INSTRUCTIONS TO FOLLOW: Leave out the pictures and copy everything else below exactly.

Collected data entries
+-------+

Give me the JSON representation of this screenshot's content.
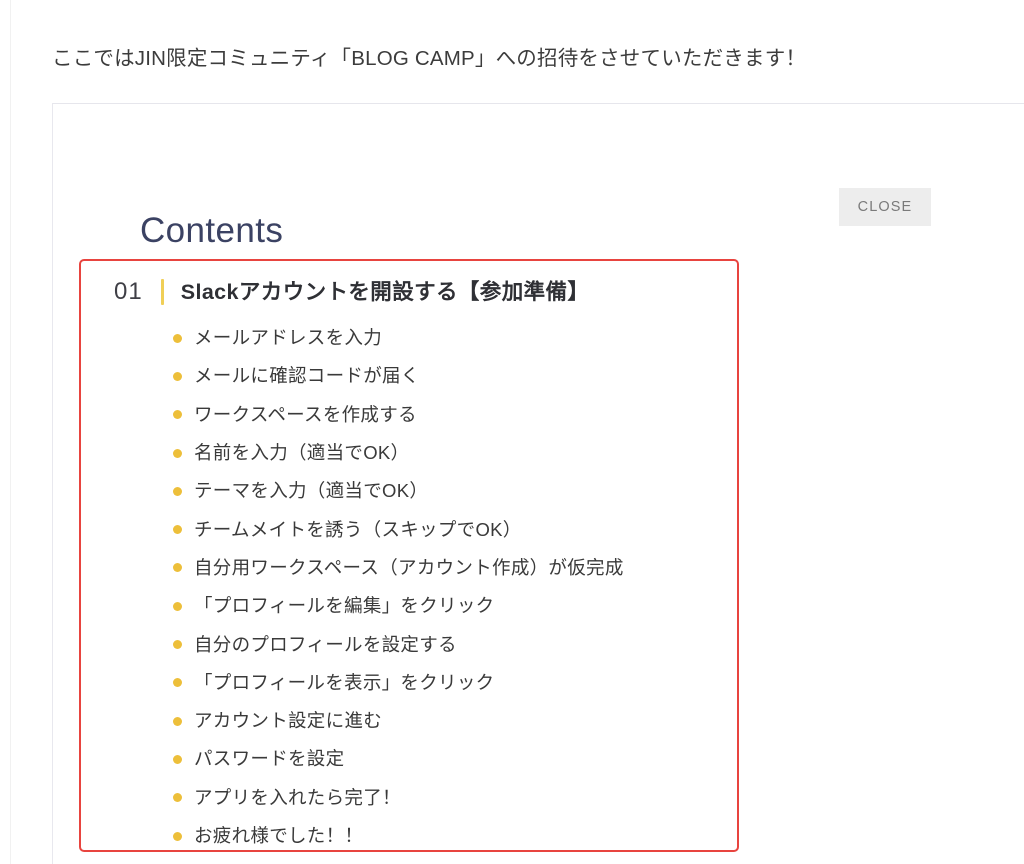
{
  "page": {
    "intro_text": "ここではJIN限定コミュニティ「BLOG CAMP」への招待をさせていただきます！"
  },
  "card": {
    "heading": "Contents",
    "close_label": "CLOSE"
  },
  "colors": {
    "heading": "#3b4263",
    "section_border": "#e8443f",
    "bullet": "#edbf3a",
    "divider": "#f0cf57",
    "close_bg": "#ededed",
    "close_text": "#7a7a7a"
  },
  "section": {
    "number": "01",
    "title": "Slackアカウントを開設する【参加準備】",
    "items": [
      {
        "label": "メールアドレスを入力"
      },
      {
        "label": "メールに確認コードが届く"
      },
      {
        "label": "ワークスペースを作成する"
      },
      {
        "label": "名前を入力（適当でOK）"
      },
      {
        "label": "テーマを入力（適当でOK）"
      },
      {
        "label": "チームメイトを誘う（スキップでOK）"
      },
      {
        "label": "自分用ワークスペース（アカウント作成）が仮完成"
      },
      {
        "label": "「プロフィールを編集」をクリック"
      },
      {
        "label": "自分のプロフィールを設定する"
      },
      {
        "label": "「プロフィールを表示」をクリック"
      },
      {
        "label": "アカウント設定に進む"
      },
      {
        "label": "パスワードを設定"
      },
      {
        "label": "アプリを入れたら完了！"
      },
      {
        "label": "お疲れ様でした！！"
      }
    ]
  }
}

+-------+

OUTPUT:
Give me the JSON representation of this screenshot's content.
{
  "page": {
    "intro_text": "ここではJIN限定コミュニティ「BLOG CAMP」への招待をさせていただきます！"
  },
  "card": {
    "heading": "Contents",
    "close_label": "CLOSE"
  },
  "colors": {
    "heading": "#3b4263",
    "section_border": "#e8443f",
    "bullet": "#edbf3a",
    "divider": "#f0cf57",
    "close_bg": "#ededed",
    "close_text": "#7a7a7a"
  },
  "section": {
    "number": "01",
    "title": "Slackアカウントを開設する【参加準備】",
    "items": [
      {
        "label": "メールアドレスを入力"
      },
      {
        "label": "メールに確認コードが届く"
      },
      {
        "label": "ワークスペースを作成する"
      },
      {
        "label": "名前を入力（適当でOK）"
      },
      {
        "label": "テーマを入力（適当でOK）"
      },
      {
        "label": "チームメイトを誘う（スキップでOK）"
      },
      {
        "label": "自分用ワークスペース（アカウント作成）が仮完成"
      },
      {
        "label": "「プロフィールを編集」をクリック"
      },
      {
        "label": "自分のプロフィールを設定する"
      },
      {
        "label": "「プロフィールを表示」をクリック"
      },
      {
        "label": "アカウント設定に進む"
      },
      {
        "label": "パスワードを設定"
      },
      {
        "label": "アプリを入れたら完了！"
      },
      {
        "label": "お疲れ様でした！！"
      }
    ]
  }
}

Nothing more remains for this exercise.